## [WORK TO COMPLETE]
Check every line for the word "notified" and give the number of lines where it occurs, nothing else.

+---+

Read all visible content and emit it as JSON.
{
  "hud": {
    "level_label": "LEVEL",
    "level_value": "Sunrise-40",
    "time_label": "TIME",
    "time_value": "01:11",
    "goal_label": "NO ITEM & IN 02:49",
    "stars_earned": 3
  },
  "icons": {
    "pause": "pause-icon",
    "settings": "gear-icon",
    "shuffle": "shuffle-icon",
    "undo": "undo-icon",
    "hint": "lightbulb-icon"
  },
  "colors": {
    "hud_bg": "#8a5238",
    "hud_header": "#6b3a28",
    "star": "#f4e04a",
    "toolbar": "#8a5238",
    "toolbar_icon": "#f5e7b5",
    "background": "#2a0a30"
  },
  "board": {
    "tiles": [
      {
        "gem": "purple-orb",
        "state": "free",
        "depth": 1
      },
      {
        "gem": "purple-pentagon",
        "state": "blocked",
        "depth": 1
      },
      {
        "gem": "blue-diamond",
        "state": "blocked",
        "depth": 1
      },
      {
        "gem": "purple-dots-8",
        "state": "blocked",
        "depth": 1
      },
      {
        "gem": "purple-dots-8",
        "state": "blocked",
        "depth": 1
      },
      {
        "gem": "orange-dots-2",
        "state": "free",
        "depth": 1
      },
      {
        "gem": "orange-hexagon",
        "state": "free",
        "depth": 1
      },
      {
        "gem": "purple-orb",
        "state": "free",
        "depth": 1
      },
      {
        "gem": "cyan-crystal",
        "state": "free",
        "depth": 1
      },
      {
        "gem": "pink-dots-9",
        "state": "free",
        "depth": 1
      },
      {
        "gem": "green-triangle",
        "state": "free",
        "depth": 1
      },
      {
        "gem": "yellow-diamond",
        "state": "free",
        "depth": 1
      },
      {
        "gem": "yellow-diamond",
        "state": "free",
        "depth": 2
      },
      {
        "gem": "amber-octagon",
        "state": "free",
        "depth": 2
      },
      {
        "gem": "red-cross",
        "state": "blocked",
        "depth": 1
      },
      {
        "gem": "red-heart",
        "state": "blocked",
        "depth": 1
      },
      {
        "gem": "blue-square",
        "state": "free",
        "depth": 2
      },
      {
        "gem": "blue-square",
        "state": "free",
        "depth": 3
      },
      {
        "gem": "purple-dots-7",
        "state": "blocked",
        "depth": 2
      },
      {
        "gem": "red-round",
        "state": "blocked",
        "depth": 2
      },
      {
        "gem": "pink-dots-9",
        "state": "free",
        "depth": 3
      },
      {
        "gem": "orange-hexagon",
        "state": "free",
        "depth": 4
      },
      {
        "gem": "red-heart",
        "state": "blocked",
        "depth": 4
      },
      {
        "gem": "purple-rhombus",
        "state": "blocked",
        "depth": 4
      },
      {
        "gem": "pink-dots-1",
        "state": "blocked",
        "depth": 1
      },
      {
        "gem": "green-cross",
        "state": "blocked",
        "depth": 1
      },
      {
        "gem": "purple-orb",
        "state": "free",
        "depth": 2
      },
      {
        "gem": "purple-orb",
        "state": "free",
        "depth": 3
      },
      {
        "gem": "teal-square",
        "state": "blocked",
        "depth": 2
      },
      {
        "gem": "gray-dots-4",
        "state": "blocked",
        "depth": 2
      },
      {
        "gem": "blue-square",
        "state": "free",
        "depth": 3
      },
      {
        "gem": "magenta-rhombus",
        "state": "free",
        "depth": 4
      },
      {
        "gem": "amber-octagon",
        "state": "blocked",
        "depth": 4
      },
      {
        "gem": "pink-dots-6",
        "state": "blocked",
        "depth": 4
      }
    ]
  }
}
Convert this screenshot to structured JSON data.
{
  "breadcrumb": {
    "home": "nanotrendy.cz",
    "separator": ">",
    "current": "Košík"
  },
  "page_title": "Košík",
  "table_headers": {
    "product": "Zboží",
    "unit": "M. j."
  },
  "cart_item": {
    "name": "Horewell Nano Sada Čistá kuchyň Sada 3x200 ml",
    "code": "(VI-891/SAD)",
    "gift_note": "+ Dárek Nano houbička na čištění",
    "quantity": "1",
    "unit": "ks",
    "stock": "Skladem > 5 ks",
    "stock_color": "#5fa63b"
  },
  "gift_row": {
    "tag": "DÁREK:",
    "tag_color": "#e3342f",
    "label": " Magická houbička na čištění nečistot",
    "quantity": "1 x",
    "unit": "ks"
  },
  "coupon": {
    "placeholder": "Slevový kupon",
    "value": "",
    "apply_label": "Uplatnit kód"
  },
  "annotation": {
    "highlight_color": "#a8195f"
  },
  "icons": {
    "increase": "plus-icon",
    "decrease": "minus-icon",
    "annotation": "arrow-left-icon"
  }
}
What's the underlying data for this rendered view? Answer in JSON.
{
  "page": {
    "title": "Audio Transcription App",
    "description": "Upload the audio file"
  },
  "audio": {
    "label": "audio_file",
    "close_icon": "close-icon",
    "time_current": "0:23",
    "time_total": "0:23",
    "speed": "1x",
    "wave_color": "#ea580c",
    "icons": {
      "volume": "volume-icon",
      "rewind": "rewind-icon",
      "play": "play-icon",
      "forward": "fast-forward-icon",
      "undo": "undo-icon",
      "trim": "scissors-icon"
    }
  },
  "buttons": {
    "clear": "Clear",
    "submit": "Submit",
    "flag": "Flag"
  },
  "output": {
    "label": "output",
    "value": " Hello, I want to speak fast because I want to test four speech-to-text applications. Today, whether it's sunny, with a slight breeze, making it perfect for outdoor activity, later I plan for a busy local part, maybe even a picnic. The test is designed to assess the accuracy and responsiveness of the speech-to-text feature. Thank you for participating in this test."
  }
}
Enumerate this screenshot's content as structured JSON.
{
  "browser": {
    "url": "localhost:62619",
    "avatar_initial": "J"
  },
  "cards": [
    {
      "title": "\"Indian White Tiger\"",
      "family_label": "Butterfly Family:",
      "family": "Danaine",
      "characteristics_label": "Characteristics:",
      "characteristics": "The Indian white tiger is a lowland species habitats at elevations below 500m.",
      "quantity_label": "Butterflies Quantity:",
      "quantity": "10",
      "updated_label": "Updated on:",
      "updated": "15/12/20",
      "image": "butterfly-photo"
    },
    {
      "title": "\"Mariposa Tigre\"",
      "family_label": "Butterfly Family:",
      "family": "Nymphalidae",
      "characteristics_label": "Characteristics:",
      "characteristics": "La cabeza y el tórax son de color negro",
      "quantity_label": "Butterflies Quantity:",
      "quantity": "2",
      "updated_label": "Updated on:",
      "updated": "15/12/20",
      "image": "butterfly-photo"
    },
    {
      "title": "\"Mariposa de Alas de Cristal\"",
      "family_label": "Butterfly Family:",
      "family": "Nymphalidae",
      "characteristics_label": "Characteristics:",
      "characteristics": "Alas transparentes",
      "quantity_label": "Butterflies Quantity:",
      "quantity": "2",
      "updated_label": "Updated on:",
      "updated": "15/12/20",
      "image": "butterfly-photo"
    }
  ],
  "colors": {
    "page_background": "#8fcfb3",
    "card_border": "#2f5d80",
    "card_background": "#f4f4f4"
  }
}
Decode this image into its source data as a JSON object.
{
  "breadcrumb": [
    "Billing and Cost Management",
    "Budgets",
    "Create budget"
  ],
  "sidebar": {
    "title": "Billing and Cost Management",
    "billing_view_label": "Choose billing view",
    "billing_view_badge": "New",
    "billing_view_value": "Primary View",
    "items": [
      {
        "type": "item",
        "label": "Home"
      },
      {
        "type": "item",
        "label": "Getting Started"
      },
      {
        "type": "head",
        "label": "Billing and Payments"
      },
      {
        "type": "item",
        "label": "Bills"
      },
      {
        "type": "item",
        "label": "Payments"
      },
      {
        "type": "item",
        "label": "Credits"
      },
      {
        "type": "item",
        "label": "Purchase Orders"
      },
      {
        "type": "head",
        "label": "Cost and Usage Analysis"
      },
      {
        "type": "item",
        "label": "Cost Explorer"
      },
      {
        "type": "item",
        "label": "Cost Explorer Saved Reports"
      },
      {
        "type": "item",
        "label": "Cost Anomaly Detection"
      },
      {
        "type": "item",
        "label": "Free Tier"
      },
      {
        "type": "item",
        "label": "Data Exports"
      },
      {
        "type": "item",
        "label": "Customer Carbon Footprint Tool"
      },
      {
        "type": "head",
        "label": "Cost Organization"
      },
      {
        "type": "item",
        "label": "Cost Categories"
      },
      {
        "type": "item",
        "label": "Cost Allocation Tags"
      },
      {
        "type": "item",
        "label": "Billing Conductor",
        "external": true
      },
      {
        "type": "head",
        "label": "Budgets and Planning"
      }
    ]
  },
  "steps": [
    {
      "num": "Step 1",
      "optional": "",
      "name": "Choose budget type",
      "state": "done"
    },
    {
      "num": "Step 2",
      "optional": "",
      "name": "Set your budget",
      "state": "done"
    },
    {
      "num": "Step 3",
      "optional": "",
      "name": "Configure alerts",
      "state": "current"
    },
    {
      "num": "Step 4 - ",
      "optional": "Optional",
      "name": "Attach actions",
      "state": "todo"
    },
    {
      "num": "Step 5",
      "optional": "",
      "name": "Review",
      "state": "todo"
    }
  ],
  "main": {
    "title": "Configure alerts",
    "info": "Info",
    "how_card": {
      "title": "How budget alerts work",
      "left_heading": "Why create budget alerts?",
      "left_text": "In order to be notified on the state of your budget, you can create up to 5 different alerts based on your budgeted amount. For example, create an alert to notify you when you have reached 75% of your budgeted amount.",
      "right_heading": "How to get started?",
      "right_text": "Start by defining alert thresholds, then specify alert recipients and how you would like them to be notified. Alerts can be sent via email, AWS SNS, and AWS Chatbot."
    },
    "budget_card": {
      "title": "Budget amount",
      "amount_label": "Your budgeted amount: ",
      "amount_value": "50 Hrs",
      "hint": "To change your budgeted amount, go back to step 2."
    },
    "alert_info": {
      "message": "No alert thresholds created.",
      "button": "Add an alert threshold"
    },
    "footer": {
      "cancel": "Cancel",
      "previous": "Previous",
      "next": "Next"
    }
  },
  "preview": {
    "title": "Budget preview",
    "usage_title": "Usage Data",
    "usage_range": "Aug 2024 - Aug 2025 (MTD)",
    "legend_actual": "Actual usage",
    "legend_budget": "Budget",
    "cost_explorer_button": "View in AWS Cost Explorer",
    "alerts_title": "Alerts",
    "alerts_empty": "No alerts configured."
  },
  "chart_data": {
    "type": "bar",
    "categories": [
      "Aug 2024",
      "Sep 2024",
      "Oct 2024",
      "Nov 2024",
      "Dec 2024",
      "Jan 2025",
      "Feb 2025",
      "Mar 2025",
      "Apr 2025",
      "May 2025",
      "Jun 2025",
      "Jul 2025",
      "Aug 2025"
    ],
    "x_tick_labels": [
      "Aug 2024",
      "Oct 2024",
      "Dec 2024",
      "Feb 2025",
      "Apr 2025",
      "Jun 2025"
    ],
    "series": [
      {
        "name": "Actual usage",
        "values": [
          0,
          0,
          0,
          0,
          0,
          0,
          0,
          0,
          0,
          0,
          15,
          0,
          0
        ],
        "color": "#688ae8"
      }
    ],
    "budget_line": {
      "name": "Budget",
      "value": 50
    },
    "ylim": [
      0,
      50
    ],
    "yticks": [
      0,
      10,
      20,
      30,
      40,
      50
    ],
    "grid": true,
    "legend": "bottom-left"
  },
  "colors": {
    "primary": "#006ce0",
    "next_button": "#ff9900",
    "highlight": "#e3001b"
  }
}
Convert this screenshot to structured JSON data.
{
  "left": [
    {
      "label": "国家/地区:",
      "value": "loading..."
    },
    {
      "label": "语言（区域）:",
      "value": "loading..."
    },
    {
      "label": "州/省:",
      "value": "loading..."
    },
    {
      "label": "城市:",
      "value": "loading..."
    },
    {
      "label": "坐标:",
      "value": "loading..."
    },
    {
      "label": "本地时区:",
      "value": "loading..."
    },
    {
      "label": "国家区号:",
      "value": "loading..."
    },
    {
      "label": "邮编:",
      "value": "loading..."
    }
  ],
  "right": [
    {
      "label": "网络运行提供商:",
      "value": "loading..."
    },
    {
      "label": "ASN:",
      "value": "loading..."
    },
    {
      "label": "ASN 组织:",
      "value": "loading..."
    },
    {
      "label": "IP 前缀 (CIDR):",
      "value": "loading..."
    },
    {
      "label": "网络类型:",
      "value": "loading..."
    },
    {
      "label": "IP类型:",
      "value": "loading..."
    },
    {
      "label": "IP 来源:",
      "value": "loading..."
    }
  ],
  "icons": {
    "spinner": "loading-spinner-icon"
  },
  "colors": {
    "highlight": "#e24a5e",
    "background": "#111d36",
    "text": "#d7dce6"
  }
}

+---+

## [THE RESULT]
2